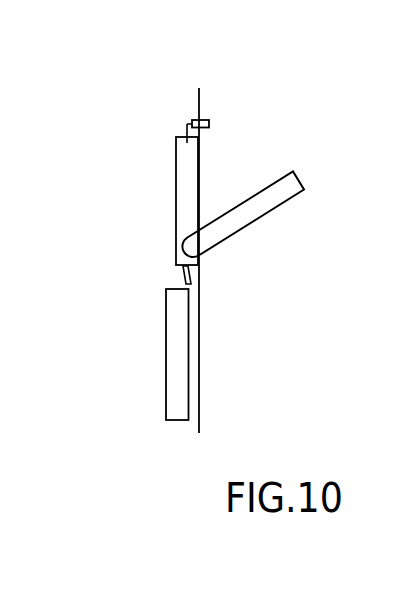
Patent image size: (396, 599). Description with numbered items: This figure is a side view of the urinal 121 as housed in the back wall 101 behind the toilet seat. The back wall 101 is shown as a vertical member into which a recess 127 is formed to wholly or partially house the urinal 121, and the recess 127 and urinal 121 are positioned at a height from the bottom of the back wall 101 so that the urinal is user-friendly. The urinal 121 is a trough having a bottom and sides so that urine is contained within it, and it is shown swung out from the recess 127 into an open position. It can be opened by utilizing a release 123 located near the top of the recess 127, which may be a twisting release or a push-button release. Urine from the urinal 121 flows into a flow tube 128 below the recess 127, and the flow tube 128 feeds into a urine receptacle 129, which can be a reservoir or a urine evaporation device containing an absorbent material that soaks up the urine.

The back wall 101 is at (199, 96).
The urinal 121 is at (297, 177).
The release 123 is at (209, 124).
The recess 127 is at (176, 178).
The flow tube 128 is at (178, 273).
The urine receptacle 129 is at (175, 392).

Problem statement
Copy every line of the entry above verbatim, leaving out the picture.

Exercise answer
Patent image size: (396, 599). Description with numbered items: This figure is a side view of the urinal 121 as housed in the back wall 101 behind the toilet seat. The back wall 101 is shown as a vertical member into which a recess 127 is formed to wholly or partially house the urinal 121, and the recess 127 and urinal 121 are positioned at a height from the bottom of the back wall 101 so that the urinal is user-friendly. The urinal 121 is a trough having a bottom and sides so that urine is contained within it, and it is shown swung out from the recess 127 into an open position. It can be opened by utilizing a release 123 located near the top of the recess 127, which may be a twisting release or a push-button release. Urine from the urinal 121 flows into a flow tube 128 below the recess 127, and the flow tube 128 feeds into a urine receptacle 129, which can be a reservoir or a urine evaporation device containing an absorbent material that soaks up the urine.

The back wall 101 is at (199, 96).
The urinal 121 is at (297, 177).
The release 123 is at (209, 124).
The recess 127 is at (176, 178).
The flow tube 128 is at (178, 273).
The urine receptacle 129 is at (175, 392).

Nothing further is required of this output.